* Begin *
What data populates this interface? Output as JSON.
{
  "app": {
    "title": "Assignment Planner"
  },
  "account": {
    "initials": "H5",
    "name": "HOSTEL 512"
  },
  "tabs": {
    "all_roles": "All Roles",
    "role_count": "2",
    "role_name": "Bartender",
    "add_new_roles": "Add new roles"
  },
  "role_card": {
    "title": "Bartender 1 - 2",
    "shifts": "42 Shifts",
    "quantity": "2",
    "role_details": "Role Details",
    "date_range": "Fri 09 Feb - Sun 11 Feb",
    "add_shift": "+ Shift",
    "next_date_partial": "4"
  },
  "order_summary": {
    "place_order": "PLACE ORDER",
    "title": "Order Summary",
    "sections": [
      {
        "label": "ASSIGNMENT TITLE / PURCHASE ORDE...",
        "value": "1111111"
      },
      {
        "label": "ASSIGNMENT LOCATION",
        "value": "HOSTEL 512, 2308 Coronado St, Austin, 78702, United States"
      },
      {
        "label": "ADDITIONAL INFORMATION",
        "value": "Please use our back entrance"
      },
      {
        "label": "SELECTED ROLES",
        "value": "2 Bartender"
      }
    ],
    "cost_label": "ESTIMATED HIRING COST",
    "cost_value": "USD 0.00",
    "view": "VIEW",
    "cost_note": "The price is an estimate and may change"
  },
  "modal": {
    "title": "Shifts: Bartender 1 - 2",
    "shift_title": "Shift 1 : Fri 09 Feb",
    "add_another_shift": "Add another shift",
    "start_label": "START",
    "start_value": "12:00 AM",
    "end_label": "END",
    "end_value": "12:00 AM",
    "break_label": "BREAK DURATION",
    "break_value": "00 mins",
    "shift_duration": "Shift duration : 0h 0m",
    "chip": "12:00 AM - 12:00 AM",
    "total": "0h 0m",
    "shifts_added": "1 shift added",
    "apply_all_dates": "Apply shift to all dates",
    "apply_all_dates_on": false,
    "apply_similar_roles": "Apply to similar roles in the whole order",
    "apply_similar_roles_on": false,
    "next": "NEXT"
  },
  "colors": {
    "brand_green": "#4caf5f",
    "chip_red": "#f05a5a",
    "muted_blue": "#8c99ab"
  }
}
* End *
◆ SET TASK:
Repeat the listing in full, keeping every line exactly as it is.

◆ FINAL ANSWER:
What data populates this interface? Output as JSON.
{
  "app": {
    "title": "Assignment Planner"
  },
  "account": {
    "initials": "H5",
    "name": "HOSTEL 512"
  },
  "tabs": {
    "all_roles": "All Roles",
    "role_count": "2",
    "role_name": "Bartender",
    "add_new_roles": "Add new roles"
  },
  "role_card": {
    "title": "Bartender 1 - 2",
    "shifts": "42 Shifts",
    "quantity": "2",
    "role_details": "Role Details",
    "date_range": "Fri 09 Feb - Sun 11 Feb",
    "add_shift": "+ Shift",
    "next_date_partial": "4"
  },
  "order_summary": {
    "place_order": "PLACE ORDER",
    "title": "Order Summary",
    "sections": [
      {
        "label": "ASSIGNMENT TITLE / PURCHASE ORDE...",
        "value": "1111111"
      },
      {
        "label": "ASSIGNMENT LOCATION",
        "value": "HOSTEL 512, 2308 Coronado St, Austin, 78702, United States"
      },
      {
        "label": "ADDITIONAL INFORMATION",
        "value": "Please use our back entrance"
      },
      {
        "label": "SELECTED ROLES",
        "value": "2 Bartender"
      }
    ],
    "cost_label": "ESTIMATED HIRING COST",
    "cost_value": "USD 0.00",
    "view": "VIEW",
    "cost_note": "The price is an estimate and may change"
  },
  "modal": {
    "title": "Shifts: Bartender 1 - 2",
    "shift_title": "Shift 1 : Fri 09 Feb",
    "add_another_shift": "Add another shift",
    "start_label": "START",
    "start_value": "12:00 AM",
    "end_label": "END",
    "end_value": "12:00 AM",
    "break_label": "BREAK DURATION",
    "break_value": "00 mins",
    "shift_duration": "Shift duration : 0h 0m",
    "chip": "12:00 AM - 12:00 AM",
    "total": "0h 0m",
    "shifts_added": "1 shift added",
    "apply_all_dates": "Apply shift to all dates",
    "apply_all_dates_on": false,
    "apply_similar_roles": "Apply to similar roles in the whole order",
    "apply_similar_roles_on": false,
    "next": "NEXT"
  },
  "colors": {
    "brand_green": "#4caf5f",
    "chip_red": "#f05a5a",
    "muted_blue": "#8c99ab"
  }
}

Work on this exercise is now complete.